■ **Set exercise**
Give every line back verbatim, dropping all images.
* BEGIN Provided data *
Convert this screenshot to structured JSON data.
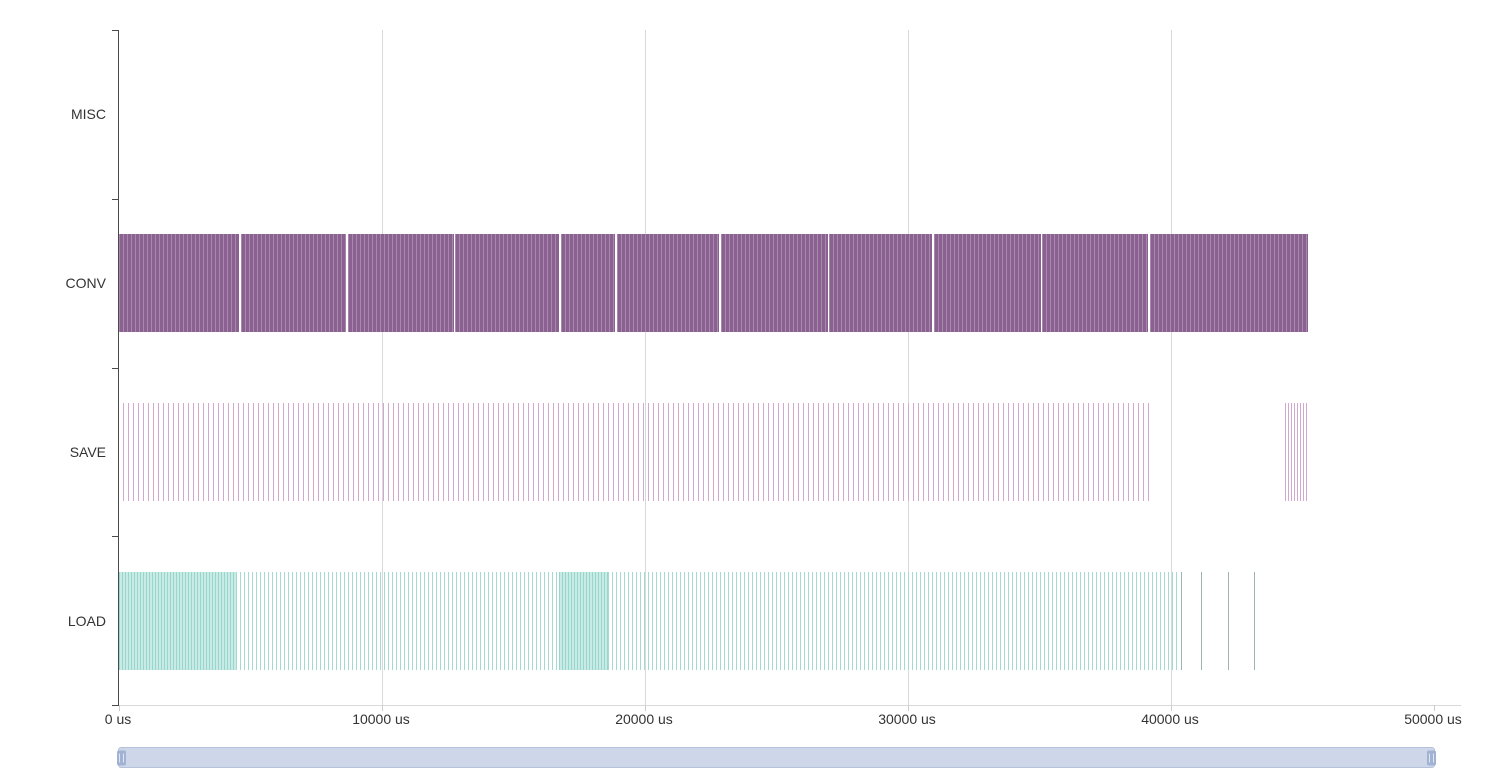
{
  "chart_data": {
    "type": "bar",
    "variant": "timeline-trace",
    "title": "",
    "x_axis": {
      "min": 0,
      "max": 50000,
      "unit": "us",
      "ticks": [
        0,
        10000,
        20000,
        30000,
        40000,
        50000
      ],
      "tick_labels": [
        "0 us",
        "10000 us",
        "20000 us",
        "30000 us",
        "40000 us",
        "50000 us"
      ],
      "gridline_ticks": [
        10000,
        20000,
        30000,
        40000
      ]
    },
    "y_categories_top_to_bottom": [
      "MISC",
      "CONV",
      "SAVE",
      "LOAD"
    ],
    "rows": [
      {
        "label": "MISC",
        "colors": {},
        "segments": []
      },
      {
        "label": "CONV",
        "colors": {
          "fill": "#8a6190",
          "stripe": "rgba(255,255,255,0.25)",
          "stripe_period": 4
        },
        "segments": [
          {
            "start": 0,
            "end": 4550,
            "style": "solid"
          },
          {
            "start": 4620,
            "end": 8650,
            "style": "solid"
          },
          {
            "start": 8720,
            "end": 12720,
            "style": "solid"
          },
          {
            "start": 12790,
            "end": 16720,
            "style": "solid"
          },
          {
            "start": 16790,
            "end": 18850,
            "style": "solid"
          },
          {
            "start": 18920,
            "end": 22820,
            "style": "solid"
          },
          {
            "start": 22890,
            "end": 26940,
            "style": "solid"
          },
          {
            "start": 27010,
            "end": 30930,
            "style": "solid"
          },
          {
            "start": 31000,
            "end": 35040,
            "style": "solid"
          },
          {
            "start": 35110,
            "end": 39140,
            "style": "solid"
          },
          {
            "start": 39210,
            "end": 45200,
            "style": "solid"
          }
        ]
      },
      {
        "label": "SAVE",
        "colors": {
          "tick": "#d2a8ce"
        },
        "segments": [
          {
            "start": 150,
            "end": 39150,
            "style": "ticks",
            "spacing_px": 5
          },
          {
            "start": 44350,
            "end": 45250,
            "style": "ticks",
            "spacing_px": 3
          }
        ]
      },
      {
        "label": "LOAD",
        "colors": {
          "fill": "#c9ebe5",
          "stripe": "#98d5cc",
          "stripe_period": 3,
          "tick": "#a4dad2",
          "line": "#9fb3b0"
        },
        "segments": [
          {
            "start": 0,
            "end": 4450,
            "style": "solid"
          },
          {
            "start": 4450,
            "end": 16730,
            "style": "ticks",
            "spacing_px": 4
          },
          {
            "start": 16730,
            "end": 18590,
            "style": "solid"
          },
          {
            "start": 18590,
            "end": 40300,
            "style": "ticks",
            "spacing_px": 4
          },
          {
            "start": 40380,
            "end": 40420,
            "style": "line"
          },
          {
            "start": 41130,
            "end": 41170,
            "style": "line"
          },
          {
            "start": 42150,
            "end": 42190,
            "style": "line"
          },
          {
            "start": 43140,
            "end": 43180,
            "style": "line"
          }
        ]
      }
    ],
    "grid": true,
    "legend": null
  },
  "axis_colors": {
    "axis_line": "#4a4a4a",
    "gridline": "#d9d9d9",
    "label": "#333333"
  },
  "scrollbar": {
    "track_color": "#cdd7e9",
    "border_color": "#b6c2dc",
    "handle_color": "#a2b2d2"
  }
}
* END Provided data *
■ **Answer to this task**
Convert this screenshot to structured JSON data.
{
  "chart_data": {
    "type": "bar",
    "variant": "timeline-trace",
    "title": "",
    "x_axis": {
      "min": 0,
      "max": 50000,
      "unit": "us",
      "ticks": [
        0,
        10000,
        20000,
        30000,
        40000,
        50000
      ],
      "tick_labels": [
        "0 us",
        "10000 us",
        "20000 us",
        "30000 us",
        "40000 us",
        "50000 us"
      ],
      "gridline_ticks": [
        10000,
        20000,
        30000,
        40000
      ]
    },
    "y_categories_top_to_bottom": [
      "MISC",
      "CONV",
      "SAVE",
      "LOAD"
    ],
    "rows": [
      {
        "label": "MISC",
        "colors": {},
        "segments": []
      },
      {
        "label": "CONV",
        "colors": {
          "fill": "#8a6190",
          "stripe": "rgba(255,255,255,0.25)",
          "stripe_period": 4
        },
        "segments": [
          {
            "start": 0,
            "end": 4550,
            "style": "solid"
          },
          {
            "start": 4620,
            "end": 8650,
            "style": "solid"
          },
          {
            "start": 8720,
            "end": 12720,
            "style": "solid"
          },
          {
            "start": 12790,
            "end": 16720,
            "style": "solid"
          },
          {
            "start": 16790,
            "end": 18850,
            "style": "solid"
          },
          {
            "start": 18920,
            "end": 22820,
            "style": "solid"
          },
          {
            "start": 22890,
            "end": 26940,
            "style": "solid"
          },
          {
            "start": 27010,
            "end": 30930,
            "style": "solid"
          },
          {
            "start": 31000,
            "end": 35040,
            "style": "solid"
          },
          {
            "start": 35110,
            "end": 39140,
            "style": "solid"
          },
          {
            "start": 39210,
            "end": 45200,
            "style": "solid"
          }
        ]
      },
      {
        "label": "SAVE",
        "colors": {
          "tick": "#d2a8ce"
        },
        "segments": [
          {
            "start": 150,
            "end": 39150,
            "style": "ticks",
            "spacing_px": 5
          },
          {
            "start": 44350,
            "end": 45250,
            "style": "ticks",
            "spacing_px": 3
          }
        ]
      },
      {
        "label": "LOAD",
        "colors": {
          "fill": "#c9ebe5",
          "stripe": "#98d5cc",
          "stripe_period": 3,
          "tick": "#a4dad2",
          "line": "#9fb3b0"
        },
        "segments": [
          {
            "start": 0,
            "end": 4450,
            "style": "solid"
          },
          {
            "start": 4450,
            "end": 16730,
            "style": "ticks",
            "spacing_px": 4
          },
          {
            "start": 16730,
            "end": 18590,
            "style": "solid"
          },
          {
            "start": 18590,
            "end": 40300,
            "style": "ticks",
            "spacing_px": 4
          },
          {
            "start": 40380,
            "end": 40420,
            "style": "line"
          },
          {
            "start": 41130,
            "end": 41170,
            "style": "line"
          },
          {
            "start": 42150,
            "end": 42190,
            "style": "line"
          },
          {
            "start": 43140,
            "end": 43180,
            "style": "line"
          }
        ]
      }
    ],
    "grid": true,
    "legend": null
  },
  "axis_colors": {
    "axis_line": "#4a4a4a",
    "gridline": "#d9d9d9",
    "label": "#333333"
  },
  "scrollbar": {
    "track_color": "#cdd7e9",
    "border_color": "#b6c2dc",
    "handle_color": "#a2b2d2"
  }
}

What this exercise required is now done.